## Tugas 1
Tentukan apakah setiap pernyataan berikut sesuai dengan teks tentang tuduhan syirik, lalu jawab ya atau tidak disertai kutipan kata-kata penentunya dari teks itu. (a) Syirik letaknya di dalam hati. (b) Mencium tangan dilakukan untuk mengkultuskan seseorang. (c) Kaum Salafi & Wahabi menghukumi musyrik para malaikat yang bersujud kepada Nabi Adam As.
## Tugas 2
Sebutkan semua perbuatan yang didaftar dalam teks tentang tuduhan syirik sesudah kata "seperti:" sebagai kasus yang secara zhahir bisa saja dianggap syirik.
## Tugas 3
Tuliskan lanjutan teks tentang tuduhan syirik, dimulai setelah kalimat terakhirnya.

## Teks Bacaan
Kaum Salafi & Wahabi seperti mereka ini selalu memandang amalan orang dari
sudut pandang sendiri, sehingga apa yang mereka pahami sungguh jauh berbeda
dari pemahaman pelaku amalan itu sendiri. Pantas saja kalau orang yang berdo'a
menghadap kuburan bisa mereka cap musyrik
(melakukan syirik/menyekutukan Allah),
sebab mereka menganggap orang itu meminta kepada kuburan atau kepada orang yang
ada di dalam kubur tersebut, dan penilaian seperti ini bisa muncul semata-mata
karena zhahirnya orang itu berdo'a menghadap kuburan. Tapi kenapa para malaikat yang jelas-jelas
bersujud kepada Nabi Adam As. tidak mereka hukumi musyrik, padahal secara zhahir mereka bisa saja
dianggap menyembah Nabi Adam As.? Sungguh bila kaum Salafi
& Wahabi bisa memahami kasus malaikat & Nabi Adam As itu dengan baik,
niscaya mereka akan mampu memandang secara jernih untuk kasus-kasus yang lain,
seperti: Mengusap kuburan, mengusap Ka'bah, berdo'a menghadap kuburan,
memanggil nama orang yang sudah meninggal, dan lain sebagainya, yang secara
zhahir bisa saja dianggap syirik.
Syirik itu
letaknya di dalam hati dan erat kaitannya dengan keyakinan. Apa yang ada di
dalam hati tidak mungkin diketahui kecuali bila diungkapkan dengan
pernyataan-pernyataan lisan. Adapun perbuatan, meski juga dapat merupakan ungkapan
hati, namun tidak selalu bisa dihukumi dengan hanya melihat zhahirnya perbuatan
tersebut, kecuali bila maksud perbuatan itu dijelaskan dengan lisan. Mencium
tangan orang 'alim,
orang shaleh, atau orang yang lebih tua usianya saat bersalaman dengan mereka,
tidak mungkin bisa langsung dianggap syirik sebelum diketahui bahwa maksudnya
adalah menuhankan (mengkultuskan) orang tersebut.
Ternyata,
sikap mencium tangan itu dilakukan bukan dalam rangka mengkultuskan seseorang,
melainkan hanyalah sebuah ungkapan penghormatan atau pemuliaan yang sudah lazim
dilakukan banyak orang sebagai adat di masyarakat. Sama halnya dengan perbuatan
Rasulullah Saw. mencium hajar aswad
yang tidak mungkin dihukumi syirik semata-mata karena zhahir perbuatannya,
sebagaimana juga orang yang shalat dan bersujud di depan Ka'bah tidak dapat
serta-merta dianggap menyembah Ka'bah hanya karena ia menghadap kepadanya saat
bersujud di dalam shalatnya.
----------
Tentang
fitnah-fitnah di atas, kita perlu mengajukan kepada kaum Salafi & Wahabi
beberapa pertanyaan tentangnya, agar mereka dapat memahami dan memikirkan ulang
kenapa mereka tega mengungkapkan pernyataan-pernyataan berbau fitnah tersebut.

## Daftar
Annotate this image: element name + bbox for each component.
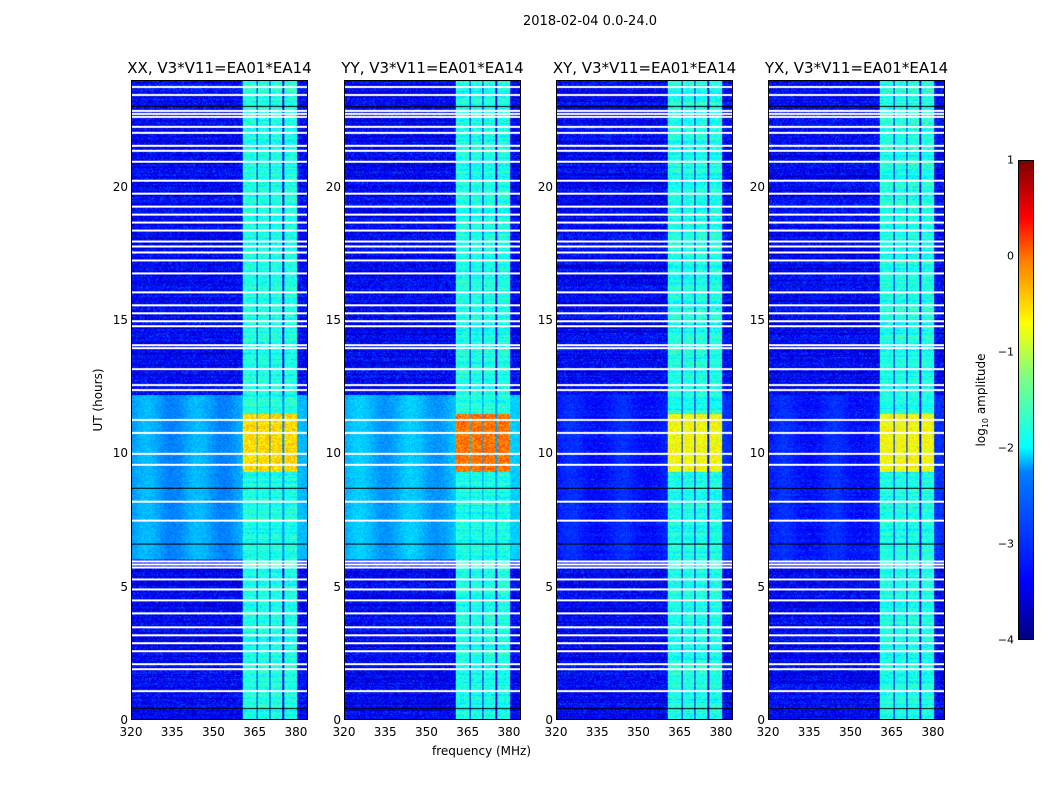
x-tick-label: 365: [880, 725, 904, 739]
heatmap-panel-xx: [131, 80, 308, 720]
x-tick-label: 320: [756, 725, 780, 739]
x-tick-label: 365: [668, 725, 692, 739]
y-tick-label: 10: [325, 446, 341, 461]
x-tick-label: 335: [797, 725, 821, 739]
y-tick-label: 20: [537, 179, 553, 194]
x-axis-label: frequency (MHz): [432, 744, 532, 758]
heatmap-cells: [769, 81, 944, 719]
panel-title-xy: XY, V3*V11=EA01*EA14: [552, 59, 737, 77]
y-tick-label: 15: [749, 313, 765, 327]
x-tick-label: 365: [243, 725, 267, 739]
y-tick-label: 10: [537, 446, 553, 461]
heatmap-panel-yx: [768, 80, 945, 720]
colorbar-tick-label: 1: [1007, 153, 1014, 167]
y-tick-label: 5: [545, 579, 553, 594]
x-tick-label: 350: [202, 725, 225, 739]
x-tick-label: 380: [921, 725, 945, 739]
y-tick-label: 5: [757, 579, 765, 594]
x-tick-label: 335: [373, 725, 397, 739]
x-tick-label: 380: [709, 725, 733, 739]
y-tick-label: 10: [112, 446, 128, 461]
y-tick-label: 15: [537, 313, 553, 327]
y-tick-label: 15: [112, 313, 128, 327]
colorbar-tick-label: 0: [1007, 249, 1014, 263]
x-tick-label: 335: [585, 725, 609, 739]
y-tick-label: 0: [757, 713, 765, 727]
x-tick-label: 380: [284, 725, 308, 739]
heatmap-panel-xy: [556, 80, 733, 720]
y-tick-label: 5: [120, 579, 128, 594]
x-tick-label: 365: [456, 725, 480, 739]
colorbar: [1018, 160, 1034, 640]
y-tick-label: 15: [325, 313, 341, 327]
heatmap-cells: [132, 81, 307, 719]
y-tick-label: 5: [333, 579, 341, 594]
x-tick-label: 350: [839, 725, 862, 739]
x-tick-label: 320: [544, 725, 568, 739]
colorbar-tick-label: −2: [997, 441, 1014, 455]
y-tick-label: 0: [545, 713, 553, 727]
heatmap-cells: [557, 81, 732, 719]
colorbar-label: log10 amplitude: [973, 353, 991, 447]
panel-title-yy: YY, V3*V11=EA01*EA14: [341, 59, 524, 77]
figure-title: 2018-02-04 0.0-24.0: [523, 14, 657, 29]
y-tick-label: 10: [749, 446, 765, 461]
heatmap-cells: [345, 81, 520, 719]
x-tick-label: 350: [415, 725, 438, 739]
y-tick-label: 0: [120, 713, 128, 727]
colorbar-tick-label: −4: [997, 633, 1014, 647]
colorbar-tick-label: −3: [997, 537, 1014, 551]
y-tick-label: 20: [112, 179, 128, 194]
heatmap-panel-yy: [344, 80, 521, 720]
panel-title-yx: YX, V3*V11=EA01*EA14: [764, 59, 949, 77]
x-tick-label: 335: [160, 725, 184, 739]
x-tick-label: 320: [332, 725, 356, 739]
y-axis-label: UT (hours): [91, 368, 105, 432]
y-tick-label: 0: [333, 713, 341, 727]
x-tick-label: 320: [119, 725, 143, 739]
panel-title-xx: XX, V3*V11=EA01*EA14: [127, 59, 312, 77]
y-tick-label: 20: [325, 179, 341, 194]
y-tick-label: 20: [749, 179, 765, 194]
x-tick-label: 350: [627, 725, 650, 739]
colorbar-tick-label: −1: [997, 345, 1014, 359]
x-tick-label: 380: [497, 725, 521, 739]
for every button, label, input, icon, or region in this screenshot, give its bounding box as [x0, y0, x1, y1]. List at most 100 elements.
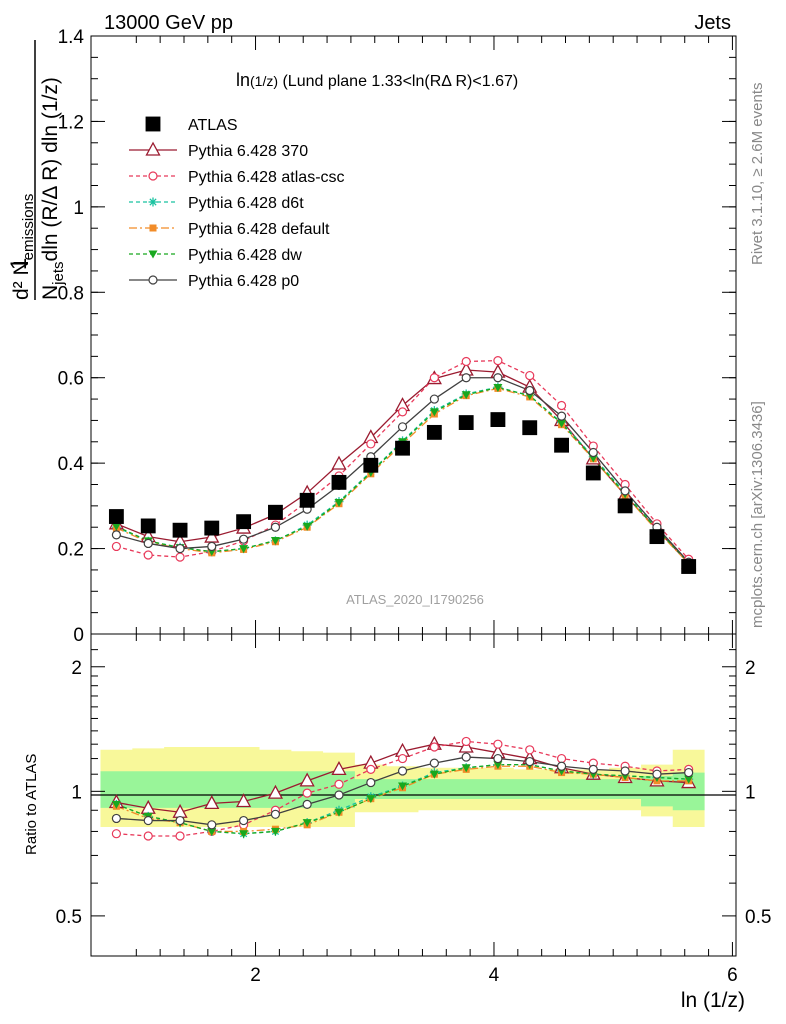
point-pythia-6-428-dw	[557, 419, 567, 428]
point-pythia-6-428-dw	[588, 454, 598, 463]
point-pythia-6-428-p0	[175, 543, 185, 554]
legend-label-pythia-6-428-atlas-csc: Pythia 6.428 atlas-csc	[188, 169, 345, 186]
ratio-point-pythia-6-428-atlas-csc	[461, 736, 471, 747]
ratio-point-pythia-6-428-p0	[239, 815, 249, 826]
ratio-point-pythia-6-428-atlas-csc	[556, 753, 567, 764]
point-atlas	[331, 474, 347, 490]
point-pythia-6-428-atlas-csc	[397, 407, 408, 417]
legend-label-atlas: ATLAS	[188, 117, 238, 134]
ratio-point-pythia-6-428-p0	[334, 790, 344, 800]
legend-marker-atlas	[145, 116, 161, 132]
point-pythia-6-428-p0	[207, 541, 217, 552]
point-pythia-6-428-atlas-csc	[556, 400, 567, 411]
ratio-point-pythia-6-428-dw	[270, 827, 280, 836]
legend-marker-pythia-6-428-370	[145, 141, 161, 156]
ratio-point-pythia-6-428-p0	[684, 767, 694, 778]
ratio-point-pythia-6-428-atlas-csc	[334, 779, 344, 789]
ratio-point-pythia-6-428-p0	[143, 815, 153, 826]
ratio-ytick-label-right: 0.5	[745, 907, 771, 928]
panel-title-rest: (Lund plane 1.33<ln(RΔ R)<1.67)	[278, 73, 518, 90]
ratio-point-pythia-6-428-atlas-csc	[175, 831, 185, 841]
ratio-point-pythia-6-428-p0	[302, 799, 312, 809]
point-atlas	[585, 465, 601, 481]
ylabel-denominator-rest: dln (R/Δ R) dln (1/z)	[39, 77, 62, 261]
ratio-point-pythia-6-428-p0	[397, 766, 408, 776]
ratio-frame	[90, 633, 737, 957]
point-pythia-6-428-atlas-csc	[175, 552, 185, 562]
ratio-point-pythia-6-428-atlas-csc	[525, 745, 535, 755]
point-pythia-6-428-p0	[397, 422, 408, 432]
ratio-point-pythia-6-428-dw	[239, 830, 249, 839]
ylabel-denominator-n: N	[39, 285, 62, 300]
panel-title: ln(1/z) (Lund plane 1.33<ln(RΔ R)<1.67)	[236, 70, 518, 90]
ylabel-numerator-sub: emissions	[20, 194, 37, 261]
xtick-label: 2	[250, 965, 261, 986]
point-atlas	[649, 529, 665, 545]
ratio-point-pythia-6-428-370	[299, 772, 315, 787]
point-pythia-6-428-dw	[302, 522, 312, 531]
legend-label-pythia-6-428-p0: Pythia 6.428 p0	[188, 273, 299, 290]
legend-label-pythia-6-428-d6t: Pythia 6.428 d6t	[188, 195, 304, 212]
ylabel-numerator-main: d² N	[10, 260, 33, 300]
legend-marker-pythia-6-428-dw	[148, 250, 158, 259]
legend-label-pythia-6-428-370: Pythia 6.428 370	[188, 143, 308, 160]
point-pythia-6-428-atlas-csc	[493, 356, 503, 366]
process-label: Jets	[694, 12, 731, 34]
legend-label-pythia-6-428-default: Pythia 6.428 default	[188, 221, 330, 238]
point-atlas	[554, 437, 570, 453]
ratio-point-pythia-6-428-370	[267, 784, 284, 799]
ratio-ytick-label: 0.5	[56, 907, 82, 928]
xtick-label: 6	[727, 965, 738, 986]
ratio-ticks: 2 4 6 0.5 0.5 1 1 2 2	[56, 634, 771, 986]
point-pythia-6-428-dw	[429, 408, 439, 417]
ratio-point-pythia-6-428-p0	[270, 809, 281, 819]
ratio-ytick-label-right: 2	[745, 658, 756, 679]
legend-marker-pythia-6-428-default	[149, 224, 157, 232]
ratio-point-pythia-6-428-atlas-csc	[111, 829, 121, 839]
ratio-ytick-label: 2	[71, 658, 82, 679]
line-pythia-6-428-atlas-csc	[116, 359, 690, 560]
ratio-point-pythia-6-428-dw	[493, 761, 503, 770]
energy-label: 13000 GeV pp	[104, 12, 233, 34]
ratio-point-pythia-6-428-p0	[429, 758, 439, 768]
ratio-point-pythia-6-428-p0	[207, 820, 217, 830]
point-atlas	[172, 522, 188, 538]
point-pythia-6-428-p0	[620, 486, 630, 496]
point-pythia-6-428-atlas-csc	[366, 439, 376, 449]
point-atlas	[108, 509, 124, 524]
main-ytick-label: 0	[73, 625, 84, 646]
ratio-point-pythia-6-428-p0	[366, 777, 376, 788]
point-pythia-6-428-dw	[111, 522, 121, 531]
ratio-point-pythia-6-428-p0	[175, 815, 185, 826]
legend: ATLAS Pythia 6.428 370 Pythia 6.428 atlas-…	[129, 116, 345, 290]
point-pythia-6-428-dw	[334, 498, 344, 507]
point-pythia-6-428-dw	[270, 536, 280, 545]
point-pythia-6-428-atlas-csc	[111, 541, 121, 552]
ratio-point-pythia-6-428-atlas-csc	[493, 739, 503, 749]
x-axis-label: ln (1/z)	[681, 989, 745, 1012]
main-series-markers	[108, 356, 697, 574]
main-ytick-label: 0.4	[58, 454, 85, 475]
point-pythia-6-428-p0	[588, 447, 598, 458]
mcplots-label: mcplots.cern.ch [arXiv:1306.3436]	[749, 401, 766, 628]
point-atlas	[426, 424, 442, 440]
ratio-point-pythia-6-428-370	[204, 795, 220, 810]
ratio-point-pythia-6-428-atlas-csc	[302, 788, 312, 798]
rivet-label: Rivet 3.1.10, ≥ 2.6M events	[749, 83, 766, 266]
point-atlas	[140, 518, 156, 534]
ratio-point-pythia-6-428-atlas-csc	[366, 764, 376, 774]
ratio-point-pythia-6-428-dw	[111, 800, 121, 809]
point-pythia-6-428-p0	[239, 534, 249, 544]
main-ylabel: 1 d² Nemissions Njetsdln (R/Δ R) dln (1/…	[6, 40, 67, 300]
panel-title-prefix: ln	[236, 70, 250, 90]
analysis-id: ATLAS_2020_I1790256	[346, 592, 484, 607]
ylabel-prefix: 1	[6, 258, 31, 270]
ratio-point-pythia-6-428-p0	[556, 761, 567, 771]
ratio-point-pythia-6-428-p0	[111, 813, 121, 824]
point-pythia-6-428-p0	[556, 411, 567, 421]
ratio-point-pythia-6-428-p0	[652, 769, 662, 779]
point-atlas	[681, 559, 697, 574]
main-ytick-label: 1.4	[58, 27, 85, 48]
point-pythia-6-428-p0	[270, 522, 281, 532]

## Jawaban 1
(a) Ya: "Syirik itu letaknya di dalam hati dan erat kaitannya dengan keyakinan."
(b) Tidak: "sikap mencium tangan itu dilakukan bukan dalam rangka mengkultuskan seseorang"
(c) Tidak: "para malaikat yang jelas-jelas bersujud kepada Nabi Adam As. tidak mereka hukumi musyrik"

## Jawaban 2
Mengusap kuburan, mengusap Ka'bah, berdo'a menghadap kuburan, memanggil nama orang yang sudah meninggal

## Jawaban 3
Pertanyaan-pertanyaan itu adalah:
1. Di
manakah dan siapakah di antara pelaku peringatan Maulid Nabi Muhammad Saw. yang
menghisap ganja atau menghidangkan minuman yang memabukkan pada acara tersebut?
2. Benarkah latar belakang diadakannya
peringatan Maulid Nabi Muhammad Saw. adalah untuk meniru Yahudi dan Nasrani,
kitab tarikh (sejarah) mana yang menyebutkannya?
Pantaskah dianggap sama, umat Islam memperingati kelahiran seorang Nabi dan
Rasul, sementara Nasrani merayakan kelahiran "anak tuhan"? Bukankah
puasa 'Asyura (10 Muharram) dilakukan oleh Rasulullah
Saw. karena meniru perbuatan orang-orang Yahudi di Madinah?
3.
Apakah ikhtilath (berbaur)
antara laki-laki dan perempuan di acara Maulid itu sama buruk dengan ikhtilath yang terjadi saat
acara konser musik atau dangdutan? Bukankah di Masjidil Haram khususnya di
areal thawaf juga terjadi ikhtilath antara laki-laki dan
perempuan, dan itu sudah terjadi sejak zaman Rasulullah Saw.? Apakah dengan
begitu ibadah thawaf
jadi buruk dan terlarang?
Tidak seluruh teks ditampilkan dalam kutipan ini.